→ **Information given**:
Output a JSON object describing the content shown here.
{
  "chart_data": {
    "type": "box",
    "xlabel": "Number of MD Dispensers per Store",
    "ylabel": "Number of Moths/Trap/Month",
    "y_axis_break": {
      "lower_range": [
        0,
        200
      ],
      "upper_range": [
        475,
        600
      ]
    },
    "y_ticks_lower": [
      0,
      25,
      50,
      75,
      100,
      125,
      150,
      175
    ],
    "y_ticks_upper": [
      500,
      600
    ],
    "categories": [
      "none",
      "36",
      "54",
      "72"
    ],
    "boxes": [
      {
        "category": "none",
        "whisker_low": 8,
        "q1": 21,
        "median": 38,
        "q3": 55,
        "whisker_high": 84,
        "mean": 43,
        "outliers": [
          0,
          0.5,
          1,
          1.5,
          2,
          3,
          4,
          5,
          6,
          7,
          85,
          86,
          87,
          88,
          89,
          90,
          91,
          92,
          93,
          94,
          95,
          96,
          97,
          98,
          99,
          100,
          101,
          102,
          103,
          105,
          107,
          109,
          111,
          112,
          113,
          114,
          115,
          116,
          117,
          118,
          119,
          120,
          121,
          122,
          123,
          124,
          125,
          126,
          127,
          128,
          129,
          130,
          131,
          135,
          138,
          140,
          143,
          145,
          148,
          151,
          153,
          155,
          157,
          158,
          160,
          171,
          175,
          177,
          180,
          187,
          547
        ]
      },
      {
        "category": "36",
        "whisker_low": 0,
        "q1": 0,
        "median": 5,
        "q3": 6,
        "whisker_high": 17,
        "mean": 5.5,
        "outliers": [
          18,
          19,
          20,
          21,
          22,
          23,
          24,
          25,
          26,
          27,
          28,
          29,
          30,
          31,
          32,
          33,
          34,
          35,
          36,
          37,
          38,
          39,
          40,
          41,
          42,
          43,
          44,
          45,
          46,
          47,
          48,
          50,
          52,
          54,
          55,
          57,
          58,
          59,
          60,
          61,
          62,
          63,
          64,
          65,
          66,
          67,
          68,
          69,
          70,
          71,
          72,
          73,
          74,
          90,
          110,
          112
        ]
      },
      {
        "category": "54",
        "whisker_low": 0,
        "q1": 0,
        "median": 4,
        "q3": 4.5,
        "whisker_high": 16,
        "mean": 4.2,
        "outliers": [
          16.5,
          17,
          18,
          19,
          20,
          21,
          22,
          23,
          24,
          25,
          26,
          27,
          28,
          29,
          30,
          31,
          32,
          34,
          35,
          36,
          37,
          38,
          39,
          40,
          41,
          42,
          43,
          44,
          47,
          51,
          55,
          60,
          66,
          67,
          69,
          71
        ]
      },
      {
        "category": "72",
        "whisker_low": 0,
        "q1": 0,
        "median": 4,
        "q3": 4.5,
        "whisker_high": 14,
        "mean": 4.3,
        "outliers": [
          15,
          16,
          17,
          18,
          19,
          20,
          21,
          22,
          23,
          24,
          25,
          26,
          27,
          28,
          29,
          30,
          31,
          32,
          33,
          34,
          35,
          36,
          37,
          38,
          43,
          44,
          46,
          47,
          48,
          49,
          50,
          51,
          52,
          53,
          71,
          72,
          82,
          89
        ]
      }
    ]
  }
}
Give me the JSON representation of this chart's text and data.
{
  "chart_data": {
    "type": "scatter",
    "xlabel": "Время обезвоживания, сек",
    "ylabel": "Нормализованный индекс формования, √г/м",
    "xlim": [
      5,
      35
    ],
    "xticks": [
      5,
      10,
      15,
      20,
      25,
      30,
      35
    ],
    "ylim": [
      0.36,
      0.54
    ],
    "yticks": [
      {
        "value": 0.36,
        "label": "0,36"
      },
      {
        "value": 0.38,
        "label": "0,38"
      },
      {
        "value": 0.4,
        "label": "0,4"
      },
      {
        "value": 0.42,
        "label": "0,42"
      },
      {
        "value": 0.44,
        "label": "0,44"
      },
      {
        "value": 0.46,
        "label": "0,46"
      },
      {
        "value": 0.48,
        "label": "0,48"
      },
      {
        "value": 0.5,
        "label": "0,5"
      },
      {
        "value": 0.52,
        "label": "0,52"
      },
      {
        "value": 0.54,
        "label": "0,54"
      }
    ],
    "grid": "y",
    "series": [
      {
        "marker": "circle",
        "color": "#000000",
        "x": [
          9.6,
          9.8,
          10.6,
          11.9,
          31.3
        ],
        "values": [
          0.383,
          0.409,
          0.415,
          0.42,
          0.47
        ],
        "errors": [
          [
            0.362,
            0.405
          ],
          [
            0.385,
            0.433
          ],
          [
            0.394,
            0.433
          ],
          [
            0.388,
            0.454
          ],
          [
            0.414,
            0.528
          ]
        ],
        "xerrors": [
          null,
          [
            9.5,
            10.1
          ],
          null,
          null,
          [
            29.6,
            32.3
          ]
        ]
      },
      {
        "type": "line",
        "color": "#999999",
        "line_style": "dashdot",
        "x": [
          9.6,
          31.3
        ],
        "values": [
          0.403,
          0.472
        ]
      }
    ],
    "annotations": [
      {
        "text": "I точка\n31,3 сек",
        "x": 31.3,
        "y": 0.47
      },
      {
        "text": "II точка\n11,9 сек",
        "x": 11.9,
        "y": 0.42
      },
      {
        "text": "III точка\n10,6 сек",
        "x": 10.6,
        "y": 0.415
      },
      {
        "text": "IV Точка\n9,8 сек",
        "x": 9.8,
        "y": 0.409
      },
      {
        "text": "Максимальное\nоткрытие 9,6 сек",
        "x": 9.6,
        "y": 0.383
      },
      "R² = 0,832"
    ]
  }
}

→ **Exercise directions**: Every line of the records above needs to be given again exactly.

→ **Problem solution**:
Output a JSON object describing the content shown here.
{
  "chart_data": {
    "type": "box",
    "xlabel": "Number of MD Dispensers per Store",
    "ylabel": "Number of Moths/Trap/Month",
    "y_axis_break": {
      "lower_range": [
        0,
        200
      ],
      "upper_range": [
        475,
        600
      ]
    },
    "y_ticks_lower": [
      0,
      25,
      50,
      75,
      100,
      125,
      150,
      175
    ],
    "y_ticks_upper": [
      500,
      600
    ],
    "categories": [
      "none",
      "36",
      "54",
      "72"
    ],
    "boxes": [
      {
        "category": "none",
        "whisker_low": 8,
        "q1": 21,
        "median": 38,
        "q3": 55,
        "whisker_high": 84,
        "mean": 43,
        "outliers": [
          0,
          0.5,
          1,
          1.5,
          2,
          3,
          4,
          5,
          6,
          7,
          85,
          86,
          87,
          88,
          89,
          90,
          91,
          92,
          93,
          94,
          95,
          96,
          97,
          98,
          99,
          100,
          101,
          102,
          103,
          105,
          107,
          109,
          111,
          112,
          113,
          114,
          115,
          116,
          117,
          118,
          119,
          120,
          121,
          122,
          123,
          124,
          125,
          126,
          127,
          128,
          129,
          130,
          131,
          135,
          138,
          140,
          143,
          145,
          148,
          151,
          153,
          155,
          157,
          158,
          160,
          171,
          175,
          177,
          180,
          187,
          547
        ]
      },
      {
        "category": "36",
        "whisker_low": 0,
        "q1": 0,
        "median": 5,
        "q3": 6,
        "whisker_high": 17,
        "mean": 5.5,
        "outliers": [
          18,
          19,
          20,
          21,
          22,
          23,
          24,
          25,
          26,
          27,
          28,
          29,
          30,
          31,
          32,
          33,
          34,
          35,
          36,
          37,
          38,
          39,
          40,
          41,
          42,
          43,
          44,
          45,
          46,
          47,
          48,
          50,
          52,
          54,
          55,
          57,
          58,
          59,
          60,
          61,
          62,
          63,
          64,
          65,
          66,
          67,
          68,
          69,
          70,
          71,
          72,
          73,
          74,
          90,
          110,
          112
        ]
      },
      {
        "category": "54",
        "whisker_low": 0,
        "q1": 0,
        "median": 4,
        "q3": 4.5,
        "whisker_high": 16,
        "mean": 4.2,
        "outliers": [
          16.5,
          17,
          18,
          19,
          20,
          21,
          22,
          23,
          24,
          25,
          26,
          27,
          28,
          29,
          30,
          31,
          32,
          34,
          35,
          36,
          37,
          38,
          39,
          40,
          41,
          42,
          43,
          44,
          47,
          51,
          55,
          60,
          66,
          67,
          69,
          71
        ]
      },
      {
        "category": "72",
        "whisker_low": 0,
        "q1": 0,
        "median": 4,
        "q3": 4.5,
        "whisker_high": 14,
        "mean": 4.3,
        "outliers": [
          15,
          16,
          17,
          18,
          19,
          20,
          21,
          22,
          23,
          24,
          25,
          26,
          27,
          28,
          29,
          30,
          31,
          32,
          33,
          34,
          35,
          36,
          37,
          38,
          43,
          44,
          46,
          47,
          48,
          49,
          50,
          51,
          52,
          53,
          71,
          72,
          82,
          89
        ]
      }
    ]
  }
}
Give me the JSON representation of this chart's text and data.
{
  "chart_data": {
    "type": "scatter",
    "xlabel": "Время обезвоживания, сек",
    "ylabel": "Нормализованный индекс формования, √г/м",
    "xlim": [
      5,
      35
    ],
    "xticks": [
      5,
      10,
      15,
      20,
      25,
      30,
      35
    ],
    "ylim": [
      0.36,
      0.54
    ],
    "yticks": [
      {
        "value": 0.36,
        "label": "0,36"
      },
      {
        "value": 0.38,
        "label": "0,38"
      },
      {
        "value": 0.4,
        "label": "0,4"
      },
      {
        "value": 0.42,
        "label": "0,42"
      },
      {
        "value": 0.44,
        "label": "0,44"
      },
      {
        "value": 0.46,
        "label": "0,46"
      },
      {
        "value": 0.48,
        "label": "0,48"
      },
      {
        "value": 0.5,
        "label": "0,5"
      },
      {
        "value": 0.52,
        "label": "0,52"
      },
      {
        "value": 0.54,
        "label": "0,54"
      }
    ],
    "grid": "y",
    "series": [
      {
        "marker": "circle",
        "color": "#000000",
        "x": [
          9.6,
          9.8,
          10.6,
          11.9,
          31.3
        ],
        "values": [
          0.383,
          0.409,
          0.415,
          0.42,
          0.47
        ],
        "errors": [
          [
            0.362,
            0.405
          ],
          [
            0.385,
            0.433
          ],
          [
            0.394,
            0.433
          ],
          [
            0.388,
            0.454
          ],
          [
            0.414,
            0.528
          ]
        ],
        "xerrors": [
          null,
          [
            9.5,
            10.1
          ],
          null,
          null,
          [
            29.6,
            32.3
          ]
        ]
      },
      {
        "type": "line",
        "color": "#999999",
        "line_style": "dashdot",
        "x": [
          9.6,
          31.3
        ],
        "values": [
          0.403,
          0.472
        ]
      }
    ],
    "annotations": [
      {
        "text": "I точка\n31,3 сек",
        "x": 31.3,
        "y": 0.47
      },
      {
        "text": "II точка\n11,9 сек",
        "x": 11.9,
        "y": 0.42
      },
      {
        "text": "III точка\n10,6 сек",
        "x": 10.6,
        "y": 0.415
      },
      {
        "text": "IV Точка\n9,8 сек",
        "x": 9.8,
        "y": 0.409
      },
      {
        "text": "Максимальное\nоткрытие 9,6 сек",
        "x": 9.6,
        "y": 0.383
      },
      "R² = 0,832"
    ]
  }
}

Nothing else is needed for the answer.